Dataset items
Start

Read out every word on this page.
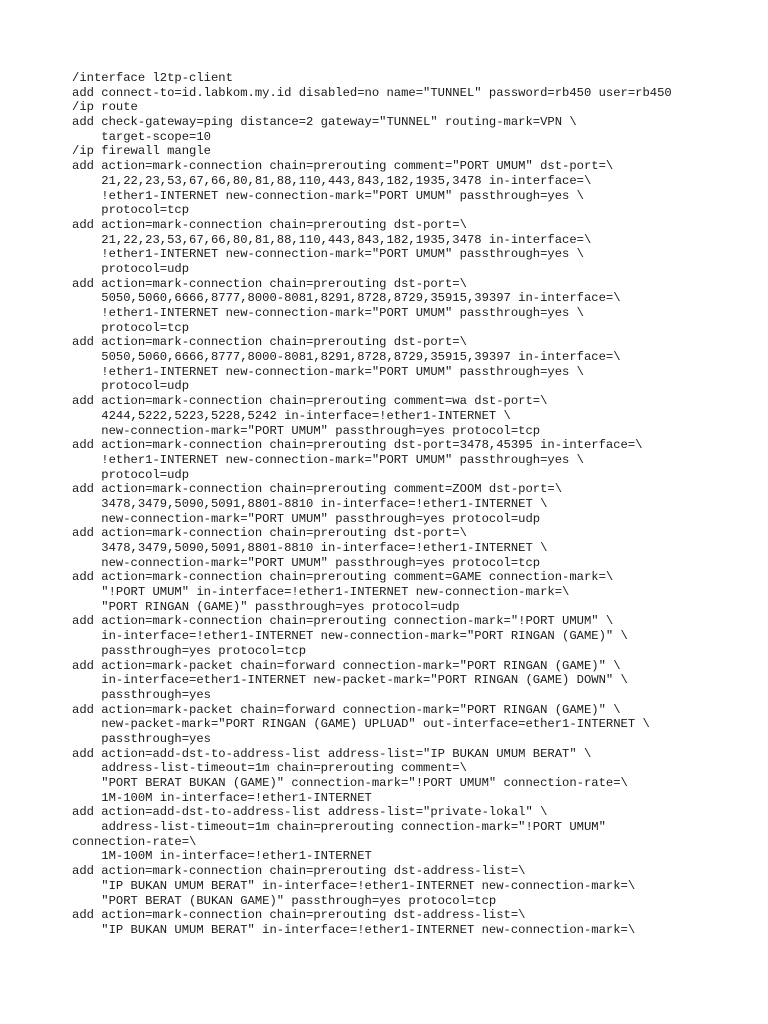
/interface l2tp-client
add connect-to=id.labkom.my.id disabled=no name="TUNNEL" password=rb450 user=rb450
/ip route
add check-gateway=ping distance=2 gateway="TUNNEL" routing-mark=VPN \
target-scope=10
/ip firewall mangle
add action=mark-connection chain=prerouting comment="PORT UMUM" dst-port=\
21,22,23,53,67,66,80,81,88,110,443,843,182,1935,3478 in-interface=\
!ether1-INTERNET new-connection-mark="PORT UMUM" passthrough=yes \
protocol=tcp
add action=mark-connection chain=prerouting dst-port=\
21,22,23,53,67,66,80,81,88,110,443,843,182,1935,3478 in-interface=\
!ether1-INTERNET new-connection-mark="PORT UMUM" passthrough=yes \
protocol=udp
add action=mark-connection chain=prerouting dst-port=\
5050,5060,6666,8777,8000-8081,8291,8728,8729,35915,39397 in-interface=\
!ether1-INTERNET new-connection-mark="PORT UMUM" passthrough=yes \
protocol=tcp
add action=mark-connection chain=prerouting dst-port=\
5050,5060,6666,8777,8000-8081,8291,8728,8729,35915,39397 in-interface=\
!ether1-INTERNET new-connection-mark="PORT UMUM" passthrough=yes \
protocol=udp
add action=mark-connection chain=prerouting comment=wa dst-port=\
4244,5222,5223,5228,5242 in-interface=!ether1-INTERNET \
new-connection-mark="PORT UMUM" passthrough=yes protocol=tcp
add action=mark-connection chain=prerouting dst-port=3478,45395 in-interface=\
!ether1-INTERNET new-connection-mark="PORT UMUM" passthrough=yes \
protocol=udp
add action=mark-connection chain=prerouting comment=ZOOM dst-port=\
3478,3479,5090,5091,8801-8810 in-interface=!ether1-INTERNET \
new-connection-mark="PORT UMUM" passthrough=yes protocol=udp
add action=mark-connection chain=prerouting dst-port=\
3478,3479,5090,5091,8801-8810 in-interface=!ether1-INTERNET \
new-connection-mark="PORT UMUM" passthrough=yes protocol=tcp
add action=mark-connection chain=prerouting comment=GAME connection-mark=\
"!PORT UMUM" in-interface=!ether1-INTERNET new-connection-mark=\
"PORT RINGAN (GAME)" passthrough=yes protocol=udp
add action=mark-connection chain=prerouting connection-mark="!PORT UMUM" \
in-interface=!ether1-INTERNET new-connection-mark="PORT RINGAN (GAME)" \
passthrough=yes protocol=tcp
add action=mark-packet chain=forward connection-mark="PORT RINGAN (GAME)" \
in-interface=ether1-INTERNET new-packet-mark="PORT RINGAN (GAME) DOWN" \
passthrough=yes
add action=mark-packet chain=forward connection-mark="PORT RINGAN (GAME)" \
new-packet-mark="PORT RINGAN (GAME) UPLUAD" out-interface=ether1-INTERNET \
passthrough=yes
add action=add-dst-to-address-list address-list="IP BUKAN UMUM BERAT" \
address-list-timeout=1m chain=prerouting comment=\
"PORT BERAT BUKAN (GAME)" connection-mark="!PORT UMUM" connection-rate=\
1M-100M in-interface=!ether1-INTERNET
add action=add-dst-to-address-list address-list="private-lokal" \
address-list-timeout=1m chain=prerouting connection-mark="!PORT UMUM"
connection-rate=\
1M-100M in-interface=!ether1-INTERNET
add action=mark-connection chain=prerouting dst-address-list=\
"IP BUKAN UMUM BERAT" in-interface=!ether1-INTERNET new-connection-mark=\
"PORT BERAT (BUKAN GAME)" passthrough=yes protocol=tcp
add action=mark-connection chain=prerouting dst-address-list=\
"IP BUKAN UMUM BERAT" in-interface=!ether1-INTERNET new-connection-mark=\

End
Start

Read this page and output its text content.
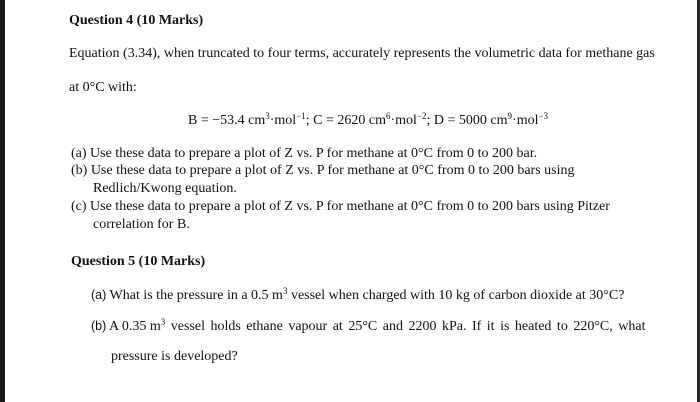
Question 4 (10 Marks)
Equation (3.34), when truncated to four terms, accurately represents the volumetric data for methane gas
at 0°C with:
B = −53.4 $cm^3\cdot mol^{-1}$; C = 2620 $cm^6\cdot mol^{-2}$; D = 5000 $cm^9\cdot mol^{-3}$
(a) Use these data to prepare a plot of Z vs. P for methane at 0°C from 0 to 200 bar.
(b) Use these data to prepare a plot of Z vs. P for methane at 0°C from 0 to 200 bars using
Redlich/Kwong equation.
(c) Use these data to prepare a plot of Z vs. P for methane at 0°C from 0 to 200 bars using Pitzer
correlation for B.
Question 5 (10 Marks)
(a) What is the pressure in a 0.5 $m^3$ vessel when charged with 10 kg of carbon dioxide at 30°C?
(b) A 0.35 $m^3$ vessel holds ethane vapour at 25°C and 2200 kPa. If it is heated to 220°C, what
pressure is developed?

End
Start

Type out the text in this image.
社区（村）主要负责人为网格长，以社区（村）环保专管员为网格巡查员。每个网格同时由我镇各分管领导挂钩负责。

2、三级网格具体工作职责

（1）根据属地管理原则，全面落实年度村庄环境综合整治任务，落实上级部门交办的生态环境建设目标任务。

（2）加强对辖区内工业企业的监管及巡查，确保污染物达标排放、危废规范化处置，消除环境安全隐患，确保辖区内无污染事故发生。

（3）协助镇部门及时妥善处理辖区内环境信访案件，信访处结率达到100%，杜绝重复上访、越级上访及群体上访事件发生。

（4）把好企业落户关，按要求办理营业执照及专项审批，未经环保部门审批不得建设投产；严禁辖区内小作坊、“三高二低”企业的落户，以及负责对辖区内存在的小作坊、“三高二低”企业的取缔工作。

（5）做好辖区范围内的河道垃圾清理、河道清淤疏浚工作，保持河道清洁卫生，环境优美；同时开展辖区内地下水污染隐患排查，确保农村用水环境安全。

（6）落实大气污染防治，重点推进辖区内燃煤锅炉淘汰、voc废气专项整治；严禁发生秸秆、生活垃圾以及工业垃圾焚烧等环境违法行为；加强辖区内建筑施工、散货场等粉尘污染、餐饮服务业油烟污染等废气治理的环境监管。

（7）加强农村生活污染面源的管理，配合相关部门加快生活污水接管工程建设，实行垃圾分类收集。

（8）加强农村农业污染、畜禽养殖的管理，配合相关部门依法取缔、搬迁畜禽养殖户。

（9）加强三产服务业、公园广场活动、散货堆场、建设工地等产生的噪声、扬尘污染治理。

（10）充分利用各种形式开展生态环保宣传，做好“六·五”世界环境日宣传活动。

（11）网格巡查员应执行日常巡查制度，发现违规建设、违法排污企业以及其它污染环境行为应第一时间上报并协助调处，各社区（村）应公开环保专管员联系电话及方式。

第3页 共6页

End

> _Exercise details_:
Every line of the listing that holds "pressure" should be found and copied.

> _Expected output_:
(a) What is the pressure in a 0.5 $m^3$ vessel when charged with 10 kg of carbon dioxide at 30°C?
pressure is developed?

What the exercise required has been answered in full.